(Stored entries)

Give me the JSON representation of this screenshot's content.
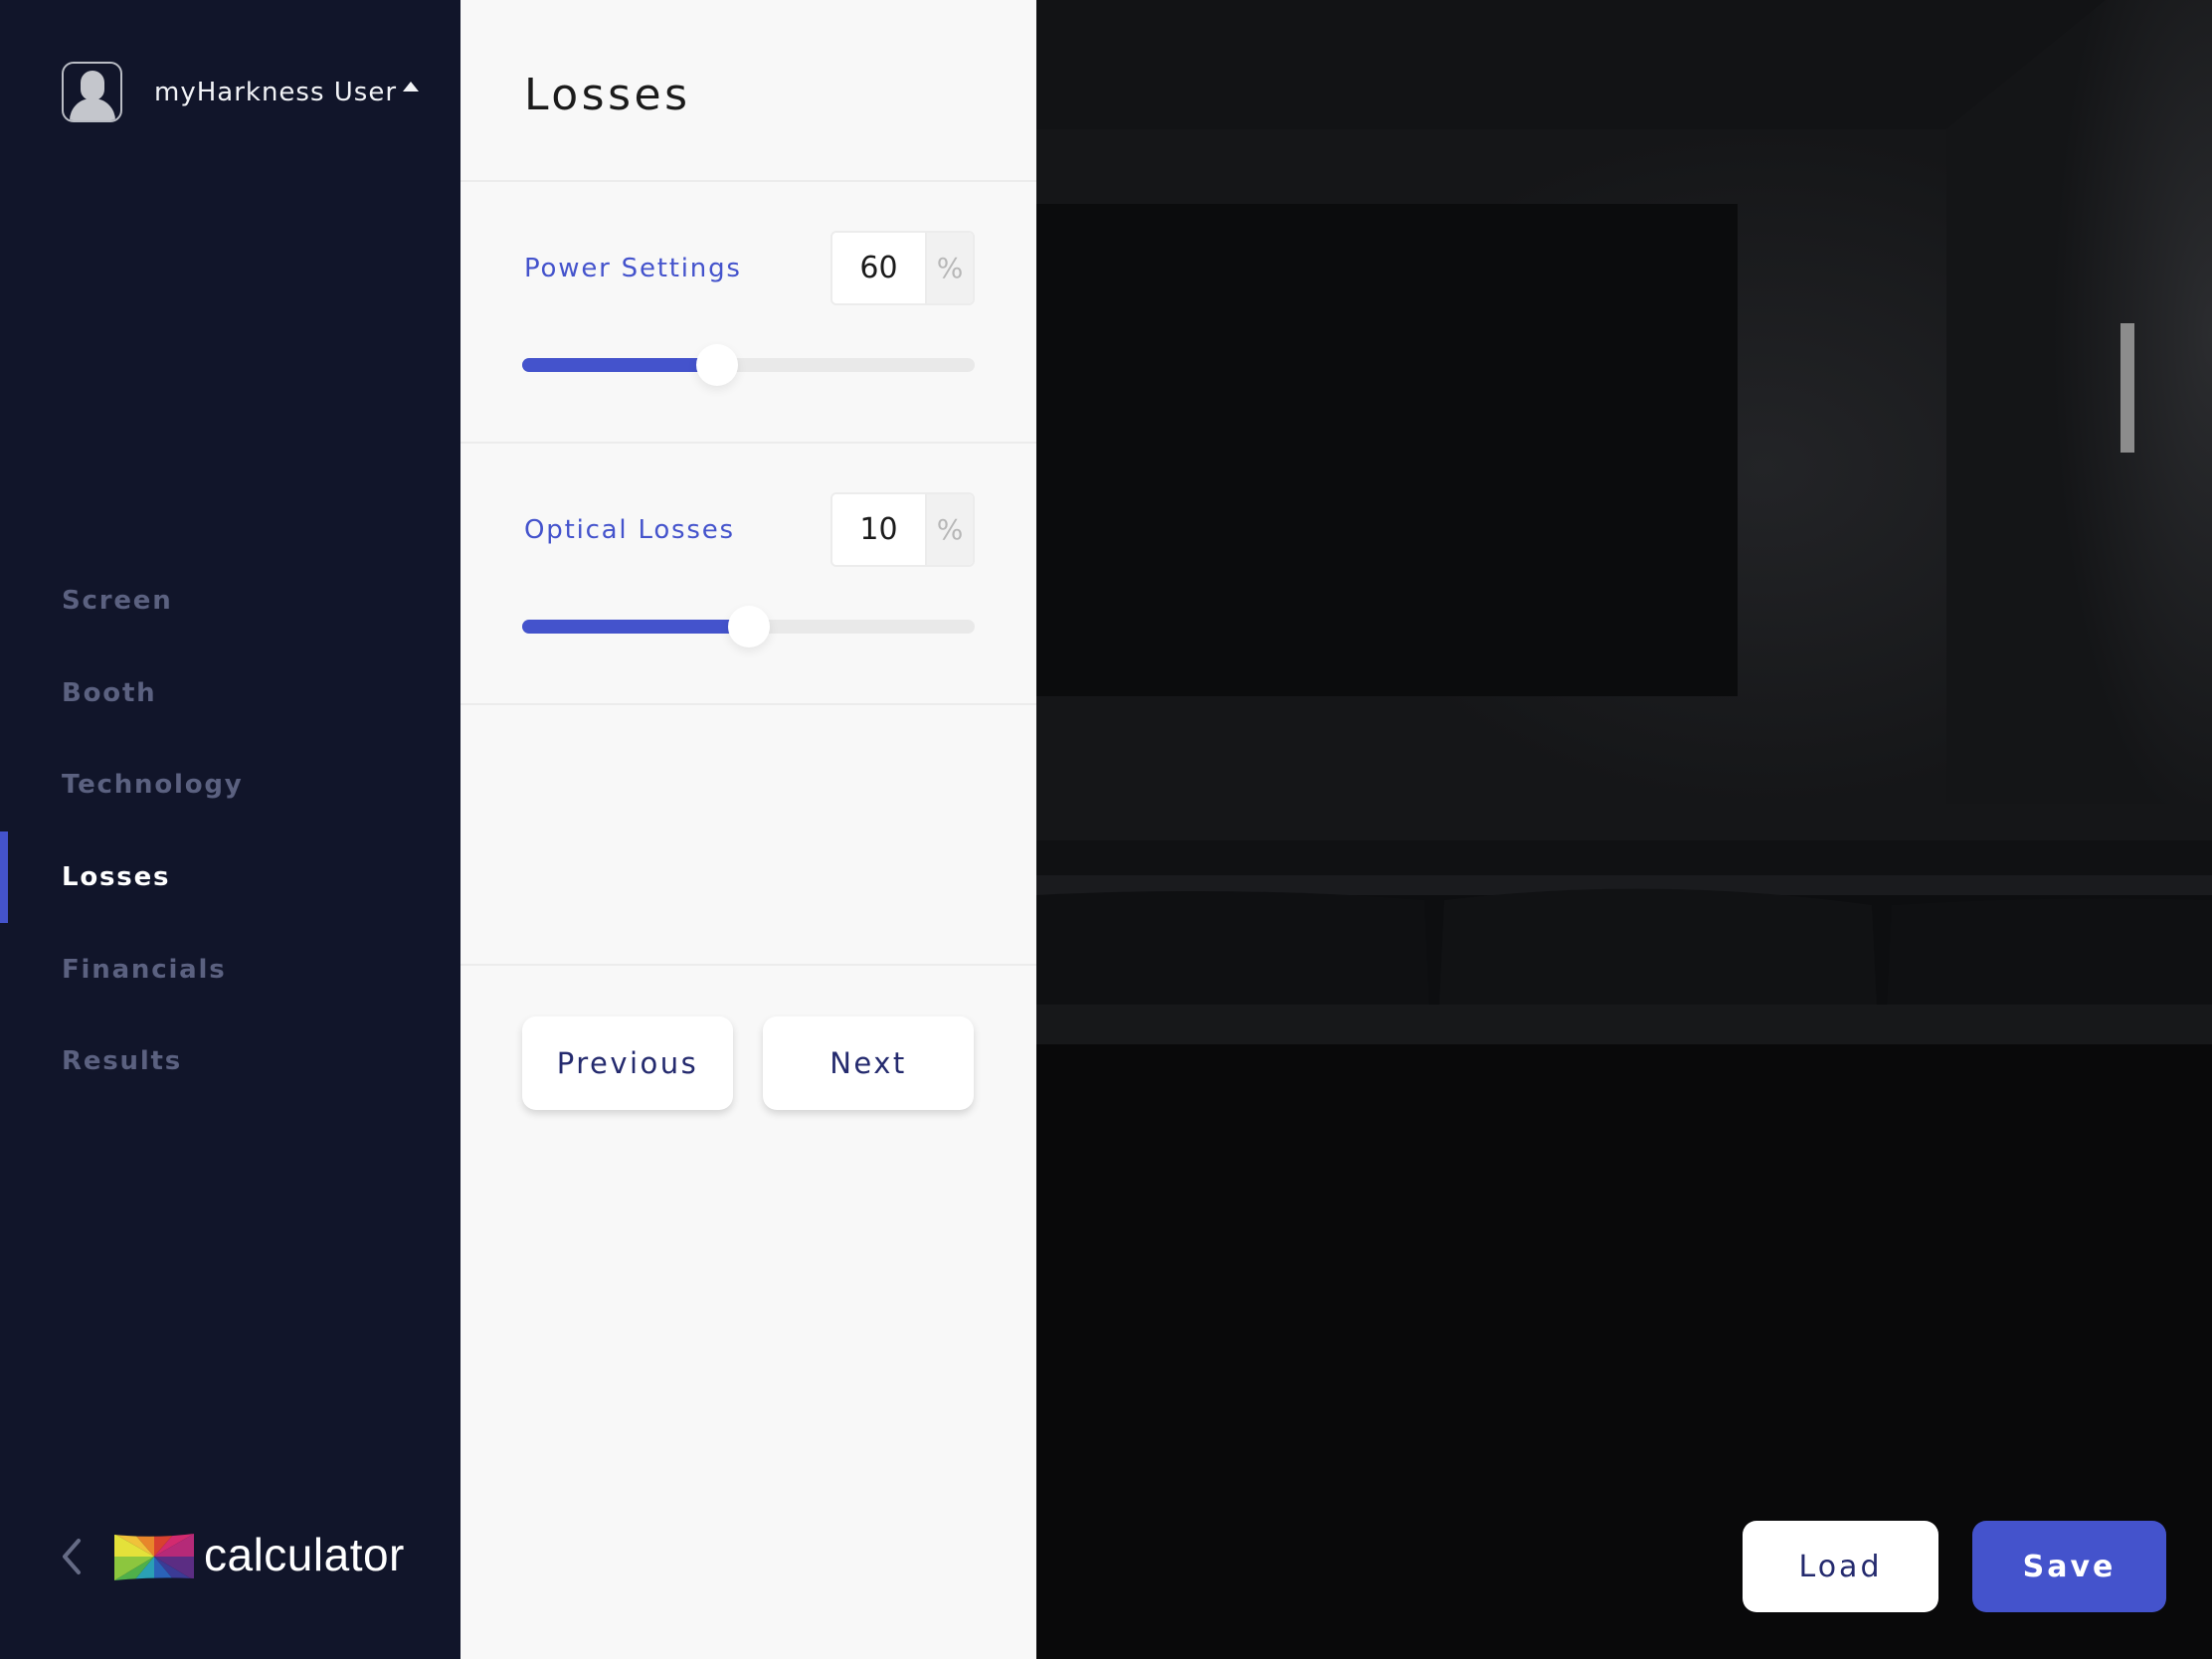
{
  "user": {
    "name": "myHarkness User",
    "avatar_icon": "user-avatar-icon",
    "menu_icon": "caret-up-icon"
  },
  "sidebar": {
    "items": [
      {
        "label": "Screen",
        "active": false
      },
      {
        "label": "Booth",
        "active": false
      },
      {
        "label": "Technology",
        "active": false
      },
      {
        "label": "Losses",
        "active": true
      },
      {
        "label": "Financials",
        "active": false
      },
      {
        "label": "Results",
        "active": false
      }
    ],
    "back_icon": "chevron-left-icon",
    "brand": "calculator",
    "accent_color": "#4453cc"
  },
  "panel": {
    "title": "Losses",
    "fields": [
      {
        "label": "Power Settings",
        "value": "60",
        "unit": "%",
        "slider_fraction": 0.43
      },
      {
        "label": "Optical Losses",
        "value": "10",
        "unit": "%",
        "slider_fraction": 0.5
      }
    ],
    "previous_label": "Previous",
    "next_label": "Next"
  },
  "actions": {
    "load_label": "Load",
    "save_label": "Save"
  }
}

_Work to be completed:_
Print each line of the material above exactly, with the pictures removed from your copy.

_Output for this exercise:_
Give me the JSON representation of this screenshot's content.
{
  "user": {
    "name": "myHarkness User",
    "avatar_icon": "user-avatar-icon",
    "menu_icon": "caret-up-icon"
  },
  "sidebar": {
    "items": [
      {
        "label": "Screen",
        "active": false
      },
      {
        "label": "Booth",
        "active": false
      },
      {
        "label": "Technology",
        "active": false
      },
      {
        "label": "Losses",
        "active": true
      },
      {
        "label": "Financials",
        "active": false
      },
      {
        "label": "Results",
        "active": false
      }
    ],
    "back_icon": "chevron-left-icon",
    "brand": "calculator",
    "accent_color": "#4453cc"
  },
  "panel": {
    "title": "Losses",
    "fields": [
      {
        "label": "Power Settings",
        "value": "60",
        "unit": "%",
        "slider_fraction": 0.43
      },
      {
        "label": "Optical Losses",
        "value": "10",
        "unit": "%",
        "slider_fraction": 0.5
      }
    ],
    "previous_label": "Previous",
    "next_label": "Next"
  },
  "actions": {
    "load_label": "Load",
    "save_label": "Save"
  }
}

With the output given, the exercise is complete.